**Challenge**
In the data that follows, count each line holding the string "Downstream"; answer with the number only.

----

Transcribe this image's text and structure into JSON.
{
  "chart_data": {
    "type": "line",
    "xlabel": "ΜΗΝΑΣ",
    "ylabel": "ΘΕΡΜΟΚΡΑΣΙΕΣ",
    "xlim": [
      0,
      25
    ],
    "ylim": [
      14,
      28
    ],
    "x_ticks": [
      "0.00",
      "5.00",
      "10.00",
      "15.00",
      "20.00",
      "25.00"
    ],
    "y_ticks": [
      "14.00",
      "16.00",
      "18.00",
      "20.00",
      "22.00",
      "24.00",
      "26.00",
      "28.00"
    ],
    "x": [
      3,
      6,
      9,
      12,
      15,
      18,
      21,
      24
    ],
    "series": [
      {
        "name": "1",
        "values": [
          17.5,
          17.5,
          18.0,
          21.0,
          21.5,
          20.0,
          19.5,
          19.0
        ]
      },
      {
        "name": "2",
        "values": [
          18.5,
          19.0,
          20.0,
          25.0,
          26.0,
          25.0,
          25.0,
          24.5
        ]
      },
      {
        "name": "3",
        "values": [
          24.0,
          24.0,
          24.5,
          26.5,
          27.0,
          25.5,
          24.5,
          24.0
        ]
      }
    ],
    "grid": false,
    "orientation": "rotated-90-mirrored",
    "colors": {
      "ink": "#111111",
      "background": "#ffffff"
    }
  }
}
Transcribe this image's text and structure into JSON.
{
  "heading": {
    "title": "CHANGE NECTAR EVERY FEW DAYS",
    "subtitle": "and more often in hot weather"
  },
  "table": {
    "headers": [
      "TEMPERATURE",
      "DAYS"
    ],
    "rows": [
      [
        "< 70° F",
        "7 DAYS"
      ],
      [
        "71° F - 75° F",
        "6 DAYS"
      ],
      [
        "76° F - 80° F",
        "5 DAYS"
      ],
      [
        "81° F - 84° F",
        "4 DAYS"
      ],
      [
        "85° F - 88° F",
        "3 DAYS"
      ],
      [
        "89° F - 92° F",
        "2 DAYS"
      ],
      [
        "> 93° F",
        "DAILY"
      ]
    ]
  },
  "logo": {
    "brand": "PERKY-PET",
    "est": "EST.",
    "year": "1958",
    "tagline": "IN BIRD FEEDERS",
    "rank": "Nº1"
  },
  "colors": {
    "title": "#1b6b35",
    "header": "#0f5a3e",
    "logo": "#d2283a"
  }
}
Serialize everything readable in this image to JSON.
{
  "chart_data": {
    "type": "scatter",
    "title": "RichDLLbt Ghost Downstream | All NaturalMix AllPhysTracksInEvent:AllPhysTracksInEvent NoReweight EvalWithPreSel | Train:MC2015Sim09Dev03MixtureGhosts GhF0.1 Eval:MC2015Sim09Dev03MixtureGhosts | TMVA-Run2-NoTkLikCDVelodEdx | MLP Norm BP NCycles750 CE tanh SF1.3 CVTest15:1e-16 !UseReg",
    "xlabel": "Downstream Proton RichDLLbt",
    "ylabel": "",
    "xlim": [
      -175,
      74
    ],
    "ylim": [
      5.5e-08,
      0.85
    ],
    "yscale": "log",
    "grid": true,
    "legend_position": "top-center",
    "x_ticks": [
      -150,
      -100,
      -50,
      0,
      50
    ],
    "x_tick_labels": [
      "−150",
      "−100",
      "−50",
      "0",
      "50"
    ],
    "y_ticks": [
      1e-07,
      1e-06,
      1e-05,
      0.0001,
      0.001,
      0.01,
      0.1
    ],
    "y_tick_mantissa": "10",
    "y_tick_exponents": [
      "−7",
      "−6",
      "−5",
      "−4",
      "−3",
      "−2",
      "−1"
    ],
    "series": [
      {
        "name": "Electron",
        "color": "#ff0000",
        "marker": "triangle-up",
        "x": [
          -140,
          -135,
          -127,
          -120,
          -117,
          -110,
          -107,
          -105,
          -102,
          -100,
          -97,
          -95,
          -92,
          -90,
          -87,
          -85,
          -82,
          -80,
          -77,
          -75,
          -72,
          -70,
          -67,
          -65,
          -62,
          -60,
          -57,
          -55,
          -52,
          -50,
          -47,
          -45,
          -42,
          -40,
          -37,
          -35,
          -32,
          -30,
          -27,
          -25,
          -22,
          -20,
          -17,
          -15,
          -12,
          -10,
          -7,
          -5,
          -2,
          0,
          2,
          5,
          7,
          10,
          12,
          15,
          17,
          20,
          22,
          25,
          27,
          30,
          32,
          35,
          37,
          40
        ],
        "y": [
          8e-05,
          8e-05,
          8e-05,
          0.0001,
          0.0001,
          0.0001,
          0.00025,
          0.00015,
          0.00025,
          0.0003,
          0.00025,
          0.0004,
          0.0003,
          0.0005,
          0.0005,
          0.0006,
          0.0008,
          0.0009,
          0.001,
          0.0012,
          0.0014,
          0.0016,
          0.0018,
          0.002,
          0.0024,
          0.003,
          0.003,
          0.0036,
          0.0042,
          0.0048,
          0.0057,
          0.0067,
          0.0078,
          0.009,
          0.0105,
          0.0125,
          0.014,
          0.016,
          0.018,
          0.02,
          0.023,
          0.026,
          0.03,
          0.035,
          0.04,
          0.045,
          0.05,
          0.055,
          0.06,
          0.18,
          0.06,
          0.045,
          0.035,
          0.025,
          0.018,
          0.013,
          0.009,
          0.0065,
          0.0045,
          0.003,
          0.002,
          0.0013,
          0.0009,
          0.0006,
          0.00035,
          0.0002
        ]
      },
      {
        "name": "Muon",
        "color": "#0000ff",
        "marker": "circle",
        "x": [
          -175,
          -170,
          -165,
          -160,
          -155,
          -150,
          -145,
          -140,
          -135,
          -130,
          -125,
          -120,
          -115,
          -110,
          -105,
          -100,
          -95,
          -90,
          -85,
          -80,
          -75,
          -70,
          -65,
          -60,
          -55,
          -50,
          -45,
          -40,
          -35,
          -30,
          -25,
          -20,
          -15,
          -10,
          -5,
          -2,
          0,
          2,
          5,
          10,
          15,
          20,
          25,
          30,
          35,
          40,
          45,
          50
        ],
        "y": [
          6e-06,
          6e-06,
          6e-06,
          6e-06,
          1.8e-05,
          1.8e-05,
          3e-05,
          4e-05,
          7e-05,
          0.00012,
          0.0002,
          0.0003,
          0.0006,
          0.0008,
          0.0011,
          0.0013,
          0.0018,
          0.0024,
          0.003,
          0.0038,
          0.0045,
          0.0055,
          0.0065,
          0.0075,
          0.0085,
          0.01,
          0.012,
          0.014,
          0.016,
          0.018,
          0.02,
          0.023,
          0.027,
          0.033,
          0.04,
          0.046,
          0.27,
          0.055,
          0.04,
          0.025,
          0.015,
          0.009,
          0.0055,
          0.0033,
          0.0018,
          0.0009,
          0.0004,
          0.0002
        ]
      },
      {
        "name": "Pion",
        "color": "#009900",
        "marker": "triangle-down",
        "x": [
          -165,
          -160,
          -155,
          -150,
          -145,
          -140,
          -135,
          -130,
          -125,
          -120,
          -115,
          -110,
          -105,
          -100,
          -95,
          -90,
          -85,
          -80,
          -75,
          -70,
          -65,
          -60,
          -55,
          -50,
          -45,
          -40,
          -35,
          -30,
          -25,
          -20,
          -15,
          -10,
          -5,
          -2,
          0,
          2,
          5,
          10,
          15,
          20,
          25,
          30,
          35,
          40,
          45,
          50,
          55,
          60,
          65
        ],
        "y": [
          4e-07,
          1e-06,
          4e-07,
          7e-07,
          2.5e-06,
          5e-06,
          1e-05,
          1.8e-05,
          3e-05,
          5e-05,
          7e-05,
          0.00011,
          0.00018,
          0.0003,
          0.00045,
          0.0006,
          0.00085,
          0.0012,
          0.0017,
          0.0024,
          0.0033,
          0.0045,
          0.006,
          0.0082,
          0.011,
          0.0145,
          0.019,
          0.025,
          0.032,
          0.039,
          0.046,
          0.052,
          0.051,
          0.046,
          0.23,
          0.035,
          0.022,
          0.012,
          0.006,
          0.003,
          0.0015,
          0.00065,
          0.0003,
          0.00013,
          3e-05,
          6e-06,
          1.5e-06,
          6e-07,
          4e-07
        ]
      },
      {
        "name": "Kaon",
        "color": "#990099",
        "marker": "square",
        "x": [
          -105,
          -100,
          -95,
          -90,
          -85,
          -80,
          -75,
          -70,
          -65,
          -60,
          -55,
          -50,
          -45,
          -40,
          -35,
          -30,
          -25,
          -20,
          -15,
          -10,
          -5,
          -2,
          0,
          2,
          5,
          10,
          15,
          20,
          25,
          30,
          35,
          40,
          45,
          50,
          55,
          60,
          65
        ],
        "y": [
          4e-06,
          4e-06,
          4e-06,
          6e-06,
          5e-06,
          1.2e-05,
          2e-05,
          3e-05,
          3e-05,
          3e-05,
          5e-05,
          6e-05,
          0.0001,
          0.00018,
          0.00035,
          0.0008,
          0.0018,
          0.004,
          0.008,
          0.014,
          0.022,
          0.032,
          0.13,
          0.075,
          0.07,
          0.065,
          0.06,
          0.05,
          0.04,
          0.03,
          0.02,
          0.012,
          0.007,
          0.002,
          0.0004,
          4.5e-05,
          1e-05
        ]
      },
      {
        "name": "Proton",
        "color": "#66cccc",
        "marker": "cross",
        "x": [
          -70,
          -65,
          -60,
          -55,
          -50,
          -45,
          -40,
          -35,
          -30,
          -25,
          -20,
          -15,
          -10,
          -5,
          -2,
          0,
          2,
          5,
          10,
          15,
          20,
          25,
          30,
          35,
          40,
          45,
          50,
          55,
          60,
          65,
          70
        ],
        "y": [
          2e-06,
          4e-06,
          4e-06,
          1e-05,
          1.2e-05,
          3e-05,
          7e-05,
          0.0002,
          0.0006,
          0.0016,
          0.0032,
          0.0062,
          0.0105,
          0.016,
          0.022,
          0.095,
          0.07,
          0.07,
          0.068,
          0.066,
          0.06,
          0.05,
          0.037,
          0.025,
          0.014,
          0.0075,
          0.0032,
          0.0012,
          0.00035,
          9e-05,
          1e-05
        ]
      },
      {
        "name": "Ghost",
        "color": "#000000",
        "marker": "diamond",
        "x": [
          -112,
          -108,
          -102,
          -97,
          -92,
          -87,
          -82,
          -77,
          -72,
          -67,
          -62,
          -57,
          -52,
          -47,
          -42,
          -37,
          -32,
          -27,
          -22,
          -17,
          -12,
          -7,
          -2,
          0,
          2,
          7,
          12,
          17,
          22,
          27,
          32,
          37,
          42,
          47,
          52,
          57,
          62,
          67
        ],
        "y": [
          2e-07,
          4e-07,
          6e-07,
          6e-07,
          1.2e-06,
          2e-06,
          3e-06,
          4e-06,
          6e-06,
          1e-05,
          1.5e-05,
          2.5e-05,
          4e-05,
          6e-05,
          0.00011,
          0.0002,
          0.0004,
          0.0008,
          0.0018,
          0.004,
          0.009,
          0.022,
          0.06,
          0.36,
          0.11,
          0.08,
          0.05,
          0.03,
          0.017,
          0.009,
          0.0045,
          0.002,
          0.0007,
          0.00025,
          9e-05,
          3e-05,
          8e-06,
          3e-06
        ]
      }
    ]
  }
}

----

**Expected answer**
2